>> BEGIN
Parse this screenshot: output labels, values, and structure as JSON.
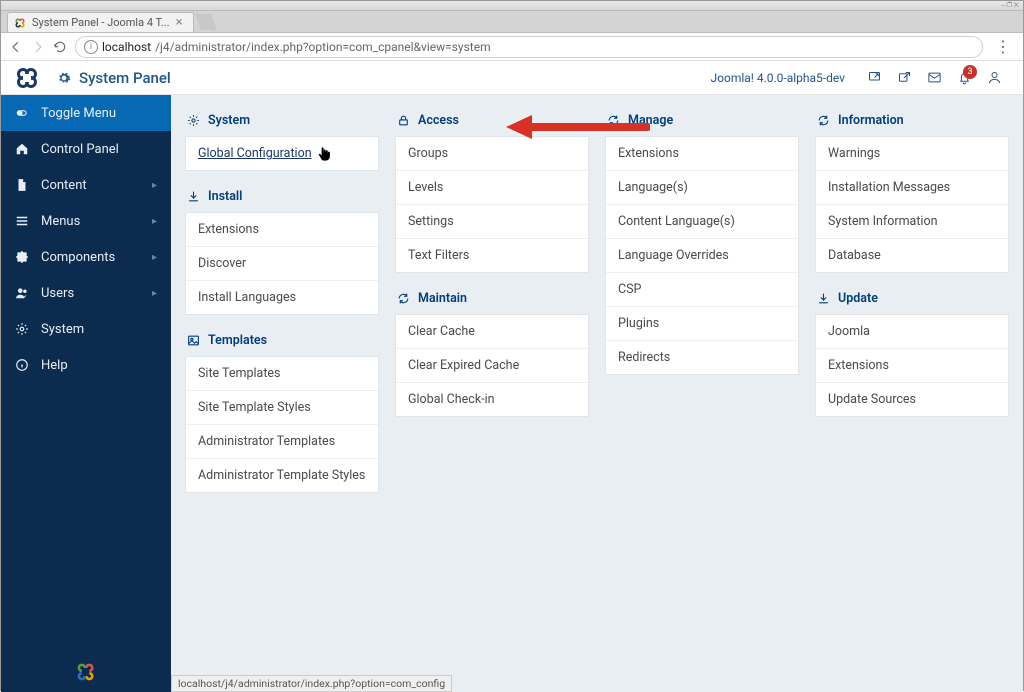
{
  "os": {
    "buttons": "⎯ ❐ ✕"
  },
  "tab": {
    "title": "System Panel - Joomla 4 T..."
  },
  "url": {
    "host": "localhost",
    "path": "/j4/administrator/index.php?option=com_cpanel&view=system"
  },
  "header": {
    "title": "System Panel",
    "version": "Joomla! 4.0.0-alpha5-dev",
    "notif_count": "3"
  },
  "sidebar": {
    "items": [
      {
        "label": "Toggle Menu",
        "icon": "toggle",
        "chev": false,
        "active": true
      },
      {
        "label": "Control Panel",
        "icon": "home",
        "chev": false
      },
      {
        "label": "Content",
        "icon": "file",
        "chev": true
      },
      {
        "label": "Menus",
        "icon": "menu",
        "chev": true
      },
      {
        "label": "Components",
        "icon": "puzzle",
        "chev": true
      },
      {
        "label": "Users",
        "icon": "users",
        "chev": true
      },
      {
        "label": "System",
        "icon": "gear",
        "chev": false
      },
      {
        "label": "Help",
        "icon": "info",
        "chev": false
      }
    ]
  },
  "panel": {
    "cols": [
      {
        "blocks": [
          {
            "icon": "gear",
            "title": "System",
            "rows": [
              "Global Configuration"
            ],
            "hover_row": 0
          },
          {
            "icon": "download",
            "title": "Install",
            "rows": [
              "Extensions",
              "Discover",
              "Install Languages"
            ]
          },
          {
            "icon": "image",
            "title": "Templates",
            "rows": [
              "Site Templates",
              "Site Template Styles",
              "Administrator Templates",
              "Administrator Template Styles"
            ]
          }
        ]
      },
      {
        "blocks": [
          {
            "icon": "lock",
            "title": "Access",
            "rows": [
              "Groups",
              "Levels",
              "Settings",
              "Text Filters"
            ]
          },
          {
            "icon": "refresh",
            "title": "Maintain",
            "rows": [
              "Clear Cache",
              "Clear Expired Cache",
              "Global Check-in"
            ]
          }
        ]
      },
      {
        "blocks": [
          {
            "icon": "refresh",
            "title": "Manage",
            "rows": [
              "Extensions",
              "Language(s)",
              "Content Language(s)",
              "Language Overrides",
              "CSP",
              "Plugins",
              "Redirects"
            ]
          }
        ]
      },
      {
        "blocks": [
          {
            "icon": "refresh",
            "title": "Information",
            "rows": [
              "Warnings",
              "Installation Messages",
              "System Information",
              "Database"
            ]
          },
          {
            "icon": "download",
            "title": "Update",
            "rows": [
              "Joomla",
              "Extensions",
              "Update Sources"
            ]
          }
        ]
      }
    ]
  },
  "status_bar": "localhost/j4/administrator/index.php?option=com_config"
}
>> END
→ DIRECTIONS FOR THIS TASK:
Your copy should hold every record word for word and none of the pictures.

→ REPLY:
Parse this screenshot: output labels, values, and structure as JSON.
{
  "os": {
    "buttons": "⎯ ❐ ✕"
  },
  "tab": {
    "title": "System Panel - Joomla 4 T..."
  },
  "url": {
    "host": "localhost",
    "path": "/j4/administrator/index.php?option=com_cpanel&view=system"
  },
  "header": {
    "title": "System Panel",
    "version": "Joomla! 4.0.0-alpha5-dev",
    "notif_count": "3"
  },
  "sidebar": {
    "items": [
      {
        "label": "Toggle Menu",
        "icon": "toggle",
        "chev": false,
        "active": true
      },
      {
        "label": "Control Panel",
        "icon": "home",
        "chev": false
      },
      {
        "label": "Content",
        "icon": "file",
        "chev": true
      },
      {
        "label": "Menus",
        "icon": "menu",
        "chev": true
      },
      {
        "label": "Components",
        "icon": "puzzle",
        "chev": true
      },
      {
        "label": "Users",
        "icon": "users",
        "chev": true
      },
      {
        "label": "System",
        "icon": "gear",
        "chev": false
      },
      {
        "label": "Help",
        "icon": "info",
        "chev": false
      }
    ]
  },
  "panel": {
    "cols": [
      {
        "blocks": [
          {
            "icon": "gear",
            "title": "System",
            "rows": [
              "Global Configuration"
            ],
            "hover_row": 0
          },
          {
            "icon": "download",
            "title": "Install",
            "rows": [
              "Extensions",
              "Discover",
              "Install Languages"
            ]
          },
          {
            "icon": "image",
            "title": "Templates",
            "rows": [
              "Site Templates",
              "Site Template Styles",
              "Administrator Templates",
              "Administrator Template Styles"
            ]
          }
        ]
      },
      {
        "blocks": [
          {
            "icon": "lock",
            "title": "Access",
            "rows": [
              "Groups",
              "Levels",
              "Settings",
              "Text Filters"
            ]
          },
          {
            "icon": "refresh",
            "title": "Maintain",
            "rows": [
              "Clear Cache",
              "Clear Expired Cache",
              "Global Check-in"
            ]
          }
        ]
      },
      {
        "blocks": [
          {
            "icon": "refresh",
            "title": "Manage",
            "rows": [
              "Extensions",
              "Language(s)",
              "Content Language(s)",
              "Language Overrides",
              "CSP",
              "Plugins",
              "Redirects"
            ]
          }
        ]
      },
      {
        "blocks": [
          {
            "icon": "refresh",
            "title": "Information",
            "rows": [
              "Warnings",
              "Installation Messages",
              "System Information",
              "Database"
            ]
          },
          {
            "icon": "download",
            "title": "Update",
            "rows": [
              "Joomla",
              "Extensions",
              "Update Sources"
            ]
          }
        ]
      }
    ]
  },
  "status_bar": "localhost/j4/administrator/index.php?option=com_config"
}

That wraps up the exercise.